_INPUT DATA_
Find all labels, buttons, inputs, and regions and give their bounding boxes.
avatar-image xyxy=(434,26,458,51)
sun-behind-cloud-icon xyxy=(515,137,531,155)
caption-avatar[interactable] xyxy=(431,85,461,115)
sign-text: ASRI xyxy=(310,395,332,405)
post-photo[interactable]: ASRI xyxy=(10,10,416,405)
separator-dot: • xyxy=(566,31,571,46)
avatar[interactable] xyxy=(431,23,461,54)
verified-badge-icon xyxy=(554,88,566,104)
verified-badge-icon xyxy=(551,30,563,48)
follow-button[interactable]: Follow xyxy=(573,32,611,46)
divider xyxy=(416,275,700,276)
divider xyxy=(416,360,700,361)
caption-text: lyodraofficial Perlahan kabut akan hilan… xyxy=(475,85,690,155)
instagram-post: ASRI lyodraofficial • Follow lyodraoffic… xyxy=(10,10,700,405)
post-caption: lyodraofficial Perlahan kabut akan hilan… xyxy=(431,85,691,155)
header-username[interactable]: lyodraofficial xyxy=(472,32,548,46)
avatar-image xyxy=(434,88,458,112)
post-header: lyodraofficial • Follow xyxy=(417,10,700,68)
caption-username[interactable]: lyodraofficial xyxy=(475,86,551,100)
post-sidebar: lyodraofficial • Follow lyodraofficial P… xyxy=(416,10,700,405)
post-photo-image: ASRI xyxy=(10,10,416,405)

_WHAT YOU WILL DO_
Quote everything from the start of the data down to the line containing "sign-text: ASRI xyxy=(310,395,332,405)", including that line.

_THE OUTPUT_
Find all labels, buttons, inputs, and regions and give their bounding boxes.
avatar-image xyxy=(434,26,458,51)
sun-behind-cloud-icon xyxy=(515,137,531,155)
caption-avatar[interactable] xyxy=(431,85,461,115)
sign-text: ASRI xyxy=(310,395,332,405)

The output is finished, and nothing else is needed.